───── Data for processing ─────
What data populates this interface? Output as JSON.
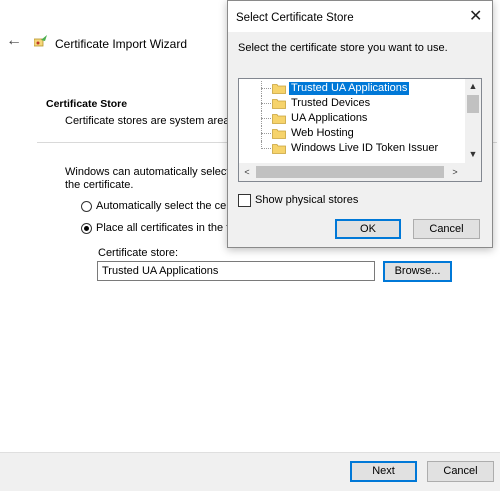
{
  "wizard": {
    "title": "Certificate Import Wizard",
    "section_heading": "Certificate Store",
    "section_description": "Certificate stores are system areas",
    "auto_select_text": "Windows can automatically select a the certificate.",
    "radio_auto_label": "Automatically select the certifi",
    "radio_place_label": "Place all certificates in the foll",
    "selected_radio": "place",
    "store_label": "Certificate store:",
    "store_value": "Trusted UA Applications",
    "browse_label": "Browse...",
    "next_label": "Next",
    "cancel_label": "Cancel",
    "icons": {
      "back": "back-arrow-icon",
      "wizard": "certificate-wizard-icon"
    }
  },
  "dialog": {
    "title": "Select Certificate Store",
    "close_glyph": "✕",
    "instruction": "Select the certificate store you want to use.",
    "stores": [
      {
        "label": "Trusted UA Applications",
        "selected": true
      },
      {
        "label": "Trusted Devices",
        "selected": false
      },
      {
        "label": "UA Applications",
        "selected": false
      },
      {
        "label": "Web Hosting",
        "selected": false
      },
      {
        "label": "Windows Live ID Token Issuer",
        "selected": false
      }
    ],
    "show_physical_label": "Show physical stores",
    "show_physical_checked": false,
    "ok_label": "OK",
    "cancel_label": "Cancel",
    "scroll_glyphs": {
      "up": "▲",
      "down": "▼",
      "left": "<",
      "right": ">"
    }
  },
  "colors": {
    "accent": "#0078d7",
    "folder": "#f6d36b",
    "footer": "#f0f0f0"
  }
}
─────
Give the number of lines in the records above that contain the word "Applications". Reply with that number alone.

3